Task inputs:
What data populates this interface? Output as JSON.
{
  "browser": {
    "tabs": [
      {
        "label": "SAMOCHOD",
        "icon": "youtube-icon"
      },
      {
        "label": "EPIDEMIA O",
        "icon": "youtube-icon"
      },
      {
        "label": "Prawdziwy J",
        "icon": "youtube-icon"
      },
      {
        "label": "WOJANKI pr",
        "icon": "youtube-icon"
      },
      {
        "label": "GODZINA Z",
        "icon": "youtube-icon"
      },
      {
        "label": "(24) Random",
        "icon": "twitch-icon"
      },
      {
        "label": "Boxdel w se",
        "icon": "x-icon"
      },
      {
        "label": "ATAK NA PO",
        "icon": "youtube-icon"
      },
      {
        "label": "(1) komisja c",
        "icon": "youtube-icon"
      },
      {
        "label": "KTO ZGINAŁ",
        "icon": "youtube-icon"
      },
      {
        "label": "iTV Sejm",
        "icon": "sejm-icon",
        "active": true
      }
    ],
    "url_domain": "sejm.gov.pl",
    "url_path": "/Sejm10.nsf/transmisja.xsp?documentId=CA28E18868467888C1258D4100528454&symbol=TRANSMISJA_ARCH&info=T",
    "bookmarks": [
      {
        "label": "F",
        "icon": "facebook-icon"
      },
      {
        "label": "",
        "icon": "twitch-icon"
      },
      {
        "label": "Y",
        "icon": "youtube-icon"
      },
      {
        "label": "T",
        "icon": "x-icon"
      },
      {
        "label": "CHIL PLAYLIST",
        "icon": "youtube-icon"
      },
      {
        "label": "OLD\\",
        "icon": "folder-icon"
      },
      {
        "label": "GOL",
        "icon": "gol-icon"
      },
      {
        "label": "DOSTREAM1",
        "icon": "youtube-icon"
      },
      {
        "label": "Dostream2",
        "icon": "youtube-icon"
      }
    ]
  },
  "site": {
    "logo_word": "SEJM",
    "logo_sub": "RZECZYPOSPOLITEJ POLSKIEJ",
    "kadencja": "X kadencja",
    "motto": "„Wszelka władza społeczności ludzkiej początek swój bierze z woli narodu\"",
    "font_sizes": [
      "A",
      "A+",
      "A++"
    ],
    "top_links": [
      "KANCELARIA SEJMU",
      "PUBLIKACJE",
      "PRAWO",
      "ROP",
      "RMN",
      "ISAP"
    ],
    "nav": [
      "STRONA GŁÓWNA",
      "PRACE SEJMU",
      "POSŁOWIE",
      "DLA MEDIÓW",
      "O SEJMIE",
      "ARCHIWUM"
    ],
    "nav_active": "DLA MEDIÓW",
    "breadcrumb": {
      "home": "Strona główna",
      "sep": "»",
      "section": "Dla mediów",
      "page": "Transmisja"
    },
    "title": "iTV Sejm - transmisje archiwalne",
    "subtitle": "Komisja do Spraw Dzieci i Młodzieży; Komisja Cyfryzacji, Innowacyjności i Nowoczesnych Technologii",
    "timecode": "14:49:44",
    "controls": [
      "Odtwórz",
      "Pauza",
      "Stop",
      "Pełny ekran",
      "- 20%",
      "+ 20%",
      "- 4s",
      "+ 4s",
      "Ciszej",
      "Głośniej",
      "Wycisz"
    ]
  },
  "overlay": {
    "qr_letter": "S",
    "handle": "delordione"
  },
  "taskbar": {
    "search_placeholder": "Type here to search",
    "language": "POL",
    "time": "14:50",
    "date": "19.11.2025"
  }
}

Required work: All records above must be set down exactly, please.

Written solution:
What data populates this interface? Output as JSON.
{
  "browser": {
    "tabs": [
      {
        "label": "SAMOCHOD",
        "icon": "youtube-icon"
      },
      {
        "label": "EPIDEMIA O",
        "icon": "youtube-icon"
      },
      {
        "label": "Prawdziwy J",
        "icon": "youtube-icon"
      },
      {
        "label": "WOJANKI pr",
        "icon": "youtube-icon"
      },
      {
        "label": "GODZINA Z",
        "icon": "youtube-icon"
      },
      {
        "label": "(24) Random",
        "icon": "twitch-icon"
      },
      {
        "label": "Boxdel w se",
        "icon": "x-icon"
      },
      {
        "label": "ATAK NA PO",
        "icon": "youtube-icon"
      },
      {
        "label": "(1) komisja c",
        "icon": "youtube-icon"
      },
      {
        "label": "KTO ZGINAŁ",
        "icon": "youtube-icon"
      },
      {
        "label": "iTV Sejm",
        "icon": "sejm-icon",
        "active": true
      }
    ],
    "url_domain": "sejm.gov.pl",
    "url_path": "/Sejm10.nsf/transmisja.xsp?documentId=CA28E18868467888C1258D4100528454&symbol=TRANSMISJA_ARCH&info=T",
    "bookmarks": [
      {
        "label": "F",
        "icon": "facebook-icon"
      },
      {
        "label": "",
        "icon": "twitch-icon"
      },
      {
        "label": "Y",
        "icon": "youtube-icon"
      },
      {
        "label": "T",
        "icon": "x-icon"
      },
      {
        "label": "CHIL PLAYLIST",
        "icon": "youtube-icon"
      },
      {
        "label": "OLD\\",
        "icon": "folder-icon"
      },
      {
        "label": "GOL",
        "icon": "gol-icon"
      },
      {
        "label": "DOSTREAM1",
        "icon": "youtube-icon"
      },
      {
        "label": "Dostream2",
        "icon": "youtube-icon"
      }
    ]
  },
  "site": {
    "logo_word": "SEJM",
    "logo_sub": "RZECZYPOSPOLITEJ POLSKIEJ",
    "kadencja": "X kadencja",
    "motto": "„Wszelka władza społeczności ludzkiej początek swój bierze z woli narodu\"",
    "font_sizes": [
      "A",
      "A+",
      "A++"
    ],
    "top_links": [
      "KANCELARIA SEJMU",
      "PUBLIKACJE",
      "PRAWO",
      "ROP",
      "RMN",
      "ISAP"
    ],
    "nav": [
      "STRONA GŁÓWNA",
      "PRACE SEJMU",
      "POSŁOWIE",
      "DLA MEDIÓW",
      "O SEJMIE",
      "ARCHIWUM"
    ],
    "nav_active": "DLA MEDIÓW",
    "breadcrumb": {
      "home": "Strona główna",
      "sep": "»",
      "section": "Dla mediów",
      "page": "Transmisja"
    },
    "title": "iTV Sejm - transmisje archiwalne",
    "subtitle": "Komisja do Spraw Dzieci i Młodzieży; Komisja Cyfryzacji, Innowacyjności i Nowoczesnych Technologii",
    "timecode": "14:49:44",
    "controls": [
      "Odtwórz",
      "Pauza",
      "Stop",
      "Pełny ekran",
      "- 20%",
      "+ 20%",
      "- 4s",
      "+ 4s",
      "Ciszej",
      "Głośniej",
      "Wycisz"
    ]
  },
  "overlay": {
    "qr_letter": "S",
    "handle": "delordione"
  },
  "taskbar": {
    "search_placeholder": "Type here to search",
    "language": "POL",
    "time": "14:50",
    "date": "19.11.2025"
  }
}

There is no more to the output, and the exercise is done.